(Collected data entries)
----------------

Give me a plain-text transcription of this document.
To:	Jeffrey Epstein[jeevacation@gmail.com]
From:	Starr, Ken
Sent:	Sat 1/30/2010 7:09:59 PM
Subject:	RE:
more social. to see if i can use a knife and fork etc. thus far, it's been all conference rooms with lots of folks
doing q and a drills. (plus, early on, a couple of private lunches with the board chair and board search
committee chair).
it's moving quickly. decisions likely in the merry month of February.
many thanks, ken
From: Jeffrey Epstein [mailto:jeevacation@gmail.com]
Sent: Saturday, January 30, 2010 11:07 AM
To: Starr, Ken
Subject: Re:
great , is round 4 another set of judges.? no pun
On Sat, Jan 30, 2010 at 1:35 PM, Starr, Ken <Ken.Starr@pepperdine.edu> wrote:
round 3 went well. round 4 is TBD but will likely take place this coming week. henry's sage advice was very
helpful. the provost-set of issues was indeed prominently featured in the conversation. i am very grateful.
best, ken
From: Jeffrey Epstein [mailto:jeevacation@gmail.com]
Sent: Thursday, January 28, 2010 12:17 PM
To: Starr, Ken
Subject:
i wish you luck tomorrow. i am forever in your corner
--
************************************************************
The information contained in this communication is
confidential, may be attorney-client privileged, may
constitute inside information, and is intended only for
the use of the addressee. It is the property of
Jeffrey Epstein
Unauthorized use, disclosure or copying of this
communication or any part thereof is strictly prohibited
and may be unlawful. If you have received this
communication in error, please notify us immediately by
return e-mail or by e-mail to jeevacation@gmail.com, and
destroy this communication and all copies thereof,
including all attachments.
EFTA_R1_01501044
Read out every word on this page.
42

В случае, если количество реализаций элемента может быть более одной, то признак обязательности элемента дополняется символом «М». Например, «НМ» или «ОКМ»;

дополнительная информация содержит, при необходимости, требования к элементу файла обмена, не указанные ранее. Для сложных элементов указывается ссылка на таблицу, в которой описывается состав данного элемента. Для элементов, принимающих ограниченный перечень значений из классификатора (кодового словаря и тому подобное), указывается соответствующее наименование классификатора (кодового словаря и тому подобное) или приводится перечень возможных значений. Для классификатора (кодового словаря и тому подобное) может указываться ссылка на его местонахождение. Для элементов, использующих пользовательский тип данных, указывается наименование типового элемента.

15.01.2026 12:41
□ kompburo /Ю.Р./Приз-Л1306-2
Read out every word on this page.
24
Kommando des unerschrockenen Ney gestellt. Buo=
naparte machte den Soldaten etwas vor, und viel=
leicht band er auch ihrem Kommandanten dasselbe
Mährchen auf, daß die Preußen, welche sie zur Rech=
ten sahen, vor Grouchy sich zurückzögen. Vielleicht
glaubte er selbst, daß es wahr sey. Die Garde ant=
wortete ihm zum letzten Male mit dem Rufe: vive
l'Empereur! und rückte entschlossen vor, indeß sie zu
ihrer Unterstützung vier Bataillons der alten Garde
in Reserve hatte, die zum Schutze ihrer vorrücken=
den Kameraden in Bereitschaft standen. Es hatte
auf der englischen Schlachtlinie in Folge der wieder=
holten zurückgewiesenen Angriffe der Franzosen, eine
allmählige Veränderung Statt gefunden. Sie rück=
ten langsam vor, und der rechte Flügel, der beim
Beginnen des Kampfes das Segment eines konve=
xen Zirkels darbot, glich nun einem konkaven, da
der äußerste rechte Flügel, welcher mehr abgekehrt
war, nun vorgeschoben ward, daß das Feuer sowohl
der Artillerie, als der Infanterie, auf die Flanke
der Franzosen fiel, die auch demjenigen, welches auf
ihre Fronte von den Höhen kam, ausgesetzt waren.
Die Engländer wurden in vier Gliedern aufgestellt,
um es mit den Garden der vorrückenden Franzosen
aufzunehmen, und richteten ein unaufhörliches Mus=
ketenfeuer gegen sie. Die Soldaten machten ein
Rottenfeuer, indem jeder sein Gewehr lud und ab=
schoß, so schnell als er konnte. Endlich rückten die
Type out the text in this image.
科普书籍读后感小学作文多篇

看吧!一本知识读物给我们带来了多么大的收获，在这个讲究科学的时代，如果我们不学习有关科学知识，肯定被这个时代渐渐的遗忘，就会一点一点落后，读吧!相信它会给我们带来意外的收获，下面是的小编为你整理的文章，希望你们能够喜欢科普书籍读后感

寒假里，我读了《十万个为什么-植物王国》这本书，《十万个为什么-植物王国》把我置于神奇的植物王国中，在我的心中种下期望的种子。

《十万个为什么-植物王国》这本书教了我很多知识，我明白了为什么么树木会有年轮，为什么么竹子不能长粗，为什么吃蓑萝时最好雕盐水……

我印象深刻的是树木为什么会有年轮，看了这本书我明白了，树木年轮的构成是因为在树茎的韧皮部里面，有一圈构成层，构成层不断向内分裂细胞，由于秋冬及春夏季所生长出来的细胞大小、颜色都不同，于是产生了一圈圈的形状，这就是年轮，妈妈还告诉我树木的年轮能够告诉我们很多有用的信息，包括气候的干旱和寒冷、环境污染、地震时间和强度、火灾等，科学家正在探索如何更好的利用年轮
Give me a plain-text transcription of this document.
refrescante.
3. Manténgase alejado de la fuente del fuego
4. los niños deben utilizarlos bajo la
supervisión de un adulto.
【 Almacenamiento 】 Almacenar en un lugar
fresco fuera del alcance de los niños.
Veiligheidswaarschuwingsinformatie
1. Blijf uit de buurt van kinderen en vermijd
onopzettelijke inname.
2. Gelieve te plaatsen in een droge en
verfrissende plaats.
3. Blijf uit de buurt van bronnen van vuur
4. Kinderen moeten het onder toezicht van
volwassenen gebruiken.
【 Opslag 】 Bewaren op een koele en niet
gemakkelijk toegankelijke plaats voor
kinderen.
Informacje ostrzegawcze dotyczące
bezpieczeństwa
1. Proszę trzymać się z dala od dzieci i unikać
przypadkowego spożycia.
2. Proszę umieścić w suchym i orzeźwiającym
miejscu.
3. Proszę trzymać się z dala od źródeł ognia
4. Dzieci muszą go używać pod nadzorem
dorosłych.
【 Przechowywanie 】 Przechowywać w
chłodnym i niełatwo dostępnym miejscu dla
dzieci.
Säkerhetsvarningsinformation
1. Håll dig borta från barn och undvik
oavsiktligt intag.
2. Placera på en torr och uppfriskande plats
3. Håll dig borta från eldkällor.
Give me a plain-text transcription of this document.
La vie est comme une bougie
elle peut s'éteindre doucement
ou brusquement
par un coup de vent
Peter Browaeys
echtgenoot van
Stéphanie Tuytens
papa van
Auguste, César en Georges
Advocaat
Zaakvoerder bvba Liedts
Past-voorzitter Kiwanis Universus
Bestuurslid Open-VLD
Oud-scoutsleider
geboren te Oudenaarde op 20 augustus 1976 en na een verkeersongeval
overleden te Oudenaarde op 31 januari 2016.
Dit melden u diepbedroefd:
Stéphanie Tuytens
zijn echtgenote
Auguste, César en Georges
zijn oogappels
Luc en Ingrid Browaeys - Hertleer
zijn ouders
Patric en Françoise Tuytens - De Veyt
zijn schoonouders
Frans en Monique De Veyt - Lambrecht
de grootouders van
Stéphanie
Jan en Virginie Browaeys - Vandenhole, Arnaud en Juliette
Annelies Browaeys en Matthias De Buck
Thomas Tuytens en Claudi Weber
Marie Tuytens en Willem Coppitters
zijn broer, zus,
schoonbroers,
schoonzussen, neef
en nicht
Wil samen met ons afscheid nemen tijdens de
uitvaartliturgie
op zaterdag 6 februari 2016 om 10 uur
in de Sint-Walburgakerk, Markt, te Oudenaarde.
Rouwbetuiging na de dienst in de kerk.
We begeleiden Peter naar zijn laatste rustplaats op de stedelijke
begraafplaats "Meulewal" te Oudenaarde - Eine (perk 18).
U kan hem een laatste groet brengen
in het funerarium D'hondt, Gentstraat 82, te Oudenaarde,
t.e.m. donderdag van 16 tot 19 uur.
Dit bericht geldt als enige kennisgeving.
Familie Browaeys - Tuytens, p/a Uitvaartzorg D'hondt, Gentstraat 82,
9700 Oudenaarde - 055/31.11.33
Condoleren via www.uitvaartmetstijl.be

----------------

> Task to carry out: Pick each line holding the word "laatste" out of the listing.

> Correct result:
We begeleiden Peter naar zijn laatste rustplaats op de stedelijke
U kan hem een laatste groet brengen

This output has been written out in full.